EXERCISE INSTRUCTIONS — Filter the records for lines holding the string "tarmoqlarining".

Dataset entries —

-------

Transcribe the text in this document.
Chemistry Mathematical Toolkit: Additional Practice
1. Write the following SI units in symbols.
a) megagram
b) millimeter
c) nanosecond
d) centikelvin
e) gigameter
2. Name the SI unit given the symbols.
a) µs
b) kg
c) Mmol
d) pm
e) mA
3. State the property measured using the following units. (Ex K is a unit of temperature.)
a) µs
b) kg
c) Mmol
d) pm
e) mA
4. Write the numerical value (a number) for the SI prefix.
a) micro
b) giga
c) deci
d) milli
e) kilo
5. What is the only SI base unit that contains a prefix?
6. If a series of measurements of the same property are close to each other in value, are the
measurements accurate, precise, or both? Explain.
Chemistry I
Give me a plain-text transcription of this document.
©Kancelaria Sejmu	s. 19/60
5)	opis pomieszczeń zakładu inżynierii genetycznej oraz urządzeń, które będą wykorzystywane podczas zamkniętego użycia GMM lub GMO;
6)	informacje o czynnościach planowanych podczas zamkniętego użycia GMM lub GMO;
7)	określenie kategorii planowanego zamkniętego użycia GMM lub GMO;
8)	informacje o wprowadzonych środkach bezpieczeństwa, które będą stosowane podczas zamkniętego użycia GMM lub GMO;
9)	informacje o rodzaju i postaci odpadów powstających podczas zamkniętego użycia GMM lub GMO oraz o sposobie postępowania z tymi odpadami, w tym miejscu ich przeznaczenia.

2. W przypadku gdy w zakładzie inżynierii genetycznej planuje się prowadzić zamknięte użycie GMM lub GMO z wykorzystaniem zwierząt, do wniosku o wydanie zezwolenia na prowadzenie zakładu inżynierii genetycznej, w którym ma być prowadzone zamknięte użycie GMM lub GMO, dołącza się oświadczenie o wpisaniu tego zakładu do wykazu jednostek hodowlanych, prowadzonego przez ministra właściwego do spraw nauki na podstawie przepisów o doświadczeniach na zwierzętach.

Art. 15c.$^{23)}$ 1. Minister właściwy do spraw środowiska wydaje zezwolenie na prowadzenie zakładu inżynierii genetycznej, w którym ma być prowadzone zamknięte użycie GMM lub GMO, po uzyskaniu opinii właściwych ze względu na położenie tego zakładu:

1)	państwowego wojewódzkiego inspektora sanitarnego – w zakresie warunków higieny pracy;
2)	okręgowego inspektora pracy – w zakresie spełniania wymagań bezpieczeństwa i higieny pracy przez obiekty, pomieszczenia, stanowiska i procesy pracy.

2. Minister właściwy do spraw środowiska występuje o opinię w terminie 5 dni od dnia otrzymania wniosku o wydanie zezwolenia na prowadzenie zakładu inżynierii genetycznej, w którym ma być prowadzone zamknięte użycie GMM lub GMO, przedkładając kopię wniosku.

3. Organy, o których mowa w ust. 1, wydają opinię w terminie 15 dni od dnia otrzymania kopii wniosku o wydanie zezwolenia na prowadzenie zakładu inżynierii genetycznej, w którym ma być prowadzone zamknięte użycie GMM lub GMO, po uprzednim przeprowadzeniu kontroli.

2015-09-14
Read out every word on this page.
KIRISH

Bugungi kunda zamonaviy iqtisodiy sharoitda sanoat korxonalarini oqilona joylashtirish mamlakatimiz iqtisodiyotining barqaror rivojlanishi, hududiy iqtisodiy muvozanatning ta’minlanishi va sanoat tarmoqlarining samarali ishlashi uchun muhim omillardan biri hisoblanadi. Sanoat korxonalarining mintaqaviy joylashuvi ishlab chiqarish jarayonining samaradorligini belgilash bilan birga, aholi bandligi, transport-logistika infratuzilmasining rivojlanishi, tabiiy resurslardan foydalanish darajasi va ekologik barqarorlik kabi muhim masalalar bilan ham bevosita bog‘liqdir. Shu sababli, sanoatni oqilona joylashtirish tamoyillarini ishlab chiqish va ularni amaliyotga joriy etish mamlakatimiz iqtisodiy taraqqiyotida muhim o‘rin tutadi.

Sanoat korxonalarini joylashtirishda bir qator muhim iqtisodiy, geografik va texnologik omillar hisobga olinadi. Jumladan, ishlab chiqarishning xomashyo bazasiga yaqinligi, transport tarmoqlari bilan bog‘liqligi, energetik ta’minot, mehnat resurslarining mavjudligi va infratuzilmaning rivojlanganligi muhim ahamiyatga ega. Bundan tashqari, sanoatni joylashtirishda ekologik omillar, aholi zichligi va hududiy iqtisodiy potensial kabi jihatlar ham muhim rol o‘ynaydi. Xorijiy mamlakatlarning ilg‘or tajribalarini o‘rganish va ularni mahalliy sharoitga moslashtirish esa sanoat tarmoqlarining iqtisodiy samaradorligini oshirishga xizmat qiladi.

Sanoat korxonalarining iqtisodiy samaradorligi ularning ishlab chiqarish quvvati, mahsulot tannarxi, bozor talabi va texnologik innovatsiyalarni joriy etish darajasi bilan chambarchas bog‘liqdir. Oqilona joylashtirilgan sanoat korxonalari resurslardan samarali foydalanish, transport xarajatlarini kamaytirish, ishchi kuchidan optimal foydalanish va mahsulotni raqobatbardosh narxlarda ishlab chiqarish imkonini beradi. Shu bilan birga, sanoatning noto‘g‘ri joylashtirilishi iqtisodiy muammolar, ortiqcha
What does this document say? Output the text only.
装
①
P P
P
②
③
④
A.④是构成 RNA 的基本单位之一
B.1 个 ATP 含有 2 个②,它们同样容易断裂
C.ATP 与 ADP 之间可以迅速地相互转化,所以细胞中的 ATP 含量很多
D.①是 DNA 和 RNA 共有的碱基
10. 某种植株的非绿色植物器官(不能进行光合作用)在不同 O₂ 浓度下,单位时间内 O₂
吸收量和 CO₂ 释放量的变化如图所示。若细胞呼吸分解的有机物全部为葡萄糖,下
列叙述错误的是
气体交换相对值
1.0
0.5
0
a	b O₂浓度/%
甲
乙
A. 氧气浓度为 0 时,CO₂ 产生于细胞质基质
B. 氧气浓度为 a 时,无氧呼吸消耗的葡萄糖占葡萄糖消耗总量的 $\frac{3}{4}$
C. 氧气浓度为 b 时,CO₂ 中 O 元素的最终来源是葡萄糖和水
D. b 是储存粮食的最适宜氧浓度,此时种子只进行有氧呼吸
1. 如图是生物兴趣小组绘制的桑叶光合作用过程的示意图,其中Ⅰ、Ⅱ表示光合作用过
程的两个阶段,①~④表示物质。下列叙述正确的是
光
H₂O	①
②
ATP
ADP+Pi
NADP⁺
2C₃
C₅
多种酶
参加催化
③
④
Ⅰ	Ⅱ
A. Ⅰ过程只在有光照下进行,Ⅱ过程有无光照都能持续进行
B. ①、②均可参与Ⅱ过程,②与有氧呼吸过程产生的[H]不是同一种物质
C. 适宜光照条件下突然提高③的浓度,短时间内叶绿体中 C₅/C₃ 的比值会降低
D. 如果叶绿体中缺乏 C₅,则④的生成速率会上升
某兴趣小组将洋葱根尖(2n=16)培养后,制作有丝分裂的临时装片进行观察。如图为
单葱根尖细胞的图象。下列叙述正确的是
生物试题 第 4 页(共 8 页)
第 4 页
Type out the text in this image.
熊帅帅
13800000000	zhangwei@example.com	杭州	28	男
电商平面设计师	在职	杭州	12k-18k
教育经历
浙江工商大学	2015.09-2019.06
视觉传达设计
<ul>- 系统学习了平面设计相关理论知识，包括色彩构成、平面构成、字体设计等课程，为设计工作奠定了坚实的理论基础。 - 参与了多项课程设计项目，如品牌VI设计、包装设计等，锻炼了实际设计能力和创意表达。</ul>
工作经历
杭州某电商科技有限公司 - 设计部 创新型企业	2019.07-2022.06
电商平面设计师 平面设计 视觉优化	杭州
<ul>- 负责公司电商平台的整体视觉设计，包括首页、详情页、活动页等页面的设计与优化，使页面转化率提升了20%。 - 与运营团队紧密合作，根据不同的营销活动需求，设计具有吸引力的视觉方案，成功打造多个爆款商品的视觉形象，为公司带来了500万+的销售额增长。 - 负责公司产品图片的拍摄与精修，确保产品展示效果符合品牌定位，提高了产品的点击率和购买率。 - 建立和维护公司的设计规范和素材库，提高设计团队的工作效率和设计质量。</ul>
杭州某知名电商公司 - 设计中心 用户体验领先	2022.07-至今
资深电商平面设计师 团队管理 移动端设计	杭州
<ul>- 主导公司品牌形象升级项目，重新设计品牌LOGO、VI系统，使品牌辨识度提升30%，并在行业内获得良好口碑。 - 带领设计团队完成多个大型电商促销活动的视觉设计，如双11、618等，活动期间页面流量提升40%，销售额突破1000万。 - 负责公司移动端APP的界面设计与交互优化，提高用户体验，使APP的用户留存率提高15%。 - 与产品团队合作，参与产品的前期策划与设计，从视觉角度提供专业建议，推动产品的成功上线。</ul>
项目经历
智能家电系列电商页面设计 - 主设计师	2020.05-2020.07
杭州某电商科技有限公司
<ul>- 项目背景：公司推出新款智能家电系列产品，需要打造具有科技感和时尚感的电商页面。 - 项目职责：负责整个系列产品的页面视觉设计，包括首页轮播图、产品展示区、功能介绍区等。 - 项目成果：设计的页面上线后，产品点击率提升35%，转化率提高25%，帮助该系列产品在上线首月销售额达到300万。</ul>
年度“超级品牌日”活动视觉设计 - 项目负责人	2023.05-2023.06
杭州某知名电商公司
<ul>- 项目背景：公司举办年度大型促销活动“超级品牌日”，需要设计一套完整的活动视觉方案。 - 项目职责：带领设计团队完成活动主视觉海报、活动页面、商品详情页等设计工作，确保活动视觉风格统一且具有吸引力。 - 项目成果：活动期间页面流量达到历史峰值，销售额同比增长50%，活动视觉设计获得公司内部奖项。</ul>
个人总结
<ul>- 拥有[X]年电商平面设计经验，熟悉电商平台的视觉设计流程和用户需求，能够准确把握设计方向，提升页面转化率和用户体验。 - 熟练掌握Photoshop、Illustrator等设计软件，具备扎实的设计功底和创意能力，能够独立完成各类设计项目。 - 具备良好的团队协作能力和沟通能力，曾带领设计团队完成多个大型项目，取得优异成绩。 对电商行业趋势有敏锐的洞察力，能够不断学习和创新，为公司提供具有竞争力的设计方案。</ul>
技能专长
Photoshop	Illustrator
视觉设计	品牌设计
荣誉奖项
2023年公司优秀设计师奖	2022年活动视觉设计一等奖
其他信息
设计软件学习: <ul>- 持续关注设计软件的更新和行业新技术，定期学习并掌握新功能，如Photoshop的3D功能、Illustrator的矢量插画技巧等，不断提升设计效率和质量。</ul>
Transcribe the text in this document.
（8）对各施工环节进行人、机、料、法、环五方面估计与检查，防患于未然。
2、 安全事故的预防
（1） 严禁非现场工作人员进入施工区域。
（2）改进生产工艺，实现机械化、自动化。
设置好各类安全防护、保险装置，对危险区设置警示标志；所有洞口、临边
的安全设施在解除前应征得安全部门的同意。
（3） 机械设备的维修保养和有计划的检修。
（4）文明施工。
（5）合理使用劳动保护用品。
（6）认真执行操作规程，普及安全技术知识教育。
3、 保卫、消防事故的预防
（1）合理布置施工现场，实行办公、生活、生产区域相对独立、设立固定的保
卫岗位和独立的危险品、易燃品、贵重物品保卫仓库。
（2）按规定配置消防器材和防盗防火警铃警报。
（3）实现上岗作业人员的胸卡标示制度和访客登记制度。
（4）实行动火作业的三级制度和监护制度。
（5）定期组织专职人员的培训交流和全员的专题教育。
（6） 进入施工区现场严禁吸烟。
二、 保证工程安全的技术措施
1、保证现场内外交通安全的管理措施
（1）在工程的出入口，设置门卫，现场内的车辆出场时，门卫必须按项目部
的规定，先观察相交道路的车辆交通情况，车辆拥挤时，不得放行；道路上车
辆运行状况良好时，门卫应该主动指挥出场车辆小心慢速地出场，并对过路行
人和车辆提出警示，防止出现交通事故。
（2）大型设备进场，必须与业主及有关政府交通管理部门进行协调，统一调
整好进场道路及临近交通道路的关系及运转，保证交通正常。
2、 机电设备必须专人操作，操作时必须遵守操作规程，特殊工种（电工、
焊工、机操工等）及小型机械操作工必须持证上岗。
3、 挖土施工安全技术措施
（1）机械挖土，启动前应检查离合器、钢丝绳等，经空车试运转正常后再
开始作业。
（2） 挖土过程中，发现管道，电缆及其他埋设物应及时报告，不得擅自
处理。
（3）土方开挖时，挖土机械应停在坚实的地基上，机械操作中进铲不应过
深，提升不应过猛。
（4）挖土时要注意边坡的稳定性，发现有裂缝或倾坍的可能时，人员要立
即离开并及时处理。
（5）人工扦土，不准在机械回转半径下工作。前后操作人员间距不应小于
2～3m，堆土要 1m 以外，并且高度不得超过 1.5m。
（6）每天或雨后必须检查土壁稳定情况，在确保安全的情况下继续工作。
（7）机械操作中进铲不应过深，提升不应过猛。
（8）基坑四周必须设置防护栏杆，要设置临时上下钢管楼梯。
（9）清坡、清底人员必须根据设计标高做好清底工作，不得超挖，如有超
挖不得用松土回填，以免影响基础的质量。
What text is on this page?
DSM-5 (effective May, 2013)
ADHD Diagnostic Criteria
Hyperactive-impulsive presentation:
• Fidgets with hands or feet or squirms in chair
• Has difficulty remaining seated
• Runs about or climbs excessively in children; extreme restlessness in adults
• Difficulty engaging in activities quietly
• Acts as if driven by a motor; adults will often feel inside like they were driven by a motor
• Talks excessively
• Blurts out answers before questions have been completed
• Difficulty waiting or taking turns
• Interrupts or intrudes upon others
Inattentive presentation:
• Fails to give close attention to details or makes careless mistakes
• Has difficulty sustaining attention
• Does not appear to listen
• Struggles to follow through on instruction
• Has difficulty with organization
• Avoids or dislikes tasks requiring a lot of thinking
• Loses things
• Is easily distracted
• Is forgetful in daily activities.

-------

REPLY TO THE TASK —
Bugungi kunda zamonaviy iqtisodiy sharoitda sanoat korxonalarini oqilona joylashtirish mamlakatimiz iqtisodiyotining barqaror rivojlanishi, hududiy iqtisodiy muvozanatning ta’minlanishi va sanoat tarmoqlarining samarali ishlashi uchun muhim omillardan biri hisoblanadi. Sanoat korxonalarining mintaqaviy joylashuvi ishlab chiqarish jarayonining samaradorligini belgilash bilan birga, aholi bandligi, transport-logistika infratuzilmasining rivojlanishi, tabiiy resurslardan foydalanish darajasi va ekologik barqarorlik kabi muhim masalalar bilan ham bevosita bog‘liqdir. Shu sababli, sanoatni oqilona joylashtirish tamoyillarini ishlab chiqish va ularni amaliyotga joriy etish mamlakatimiz iqtisodiy taraqqiyotida muhim o‘rin tutadi.
Sanoat korxonalarini joylashtirishda bir qator muhim iqtisodiy, geografik va texnologik omillar hisobga olinadi. Jumladan, ishlab chiqarishning xomashyo bazasiga yaqinligi, transport tarmoqlari bilan bog‘liqligi, energetik ta’minot, mehnat resurslarining mavjudligi va infratuzilmaning rivojlanganligi muhim ahamiyatga ega. Bundan tashqari, sanoatni joylashtirishda ekologik omillar, aholi zichligi va hududiy iqtisodiy potensial kabi jihatlar ham muhim rol o‘ynaydi. Xorijiy mamlakatlarning ilg‘or tajribalarini o‘rganish va ularni mahalliy sharoitga moslashtirish esa sanoat tarmoqlarining iqtisodiy samaradorligini oshirishga xizmat qiladi.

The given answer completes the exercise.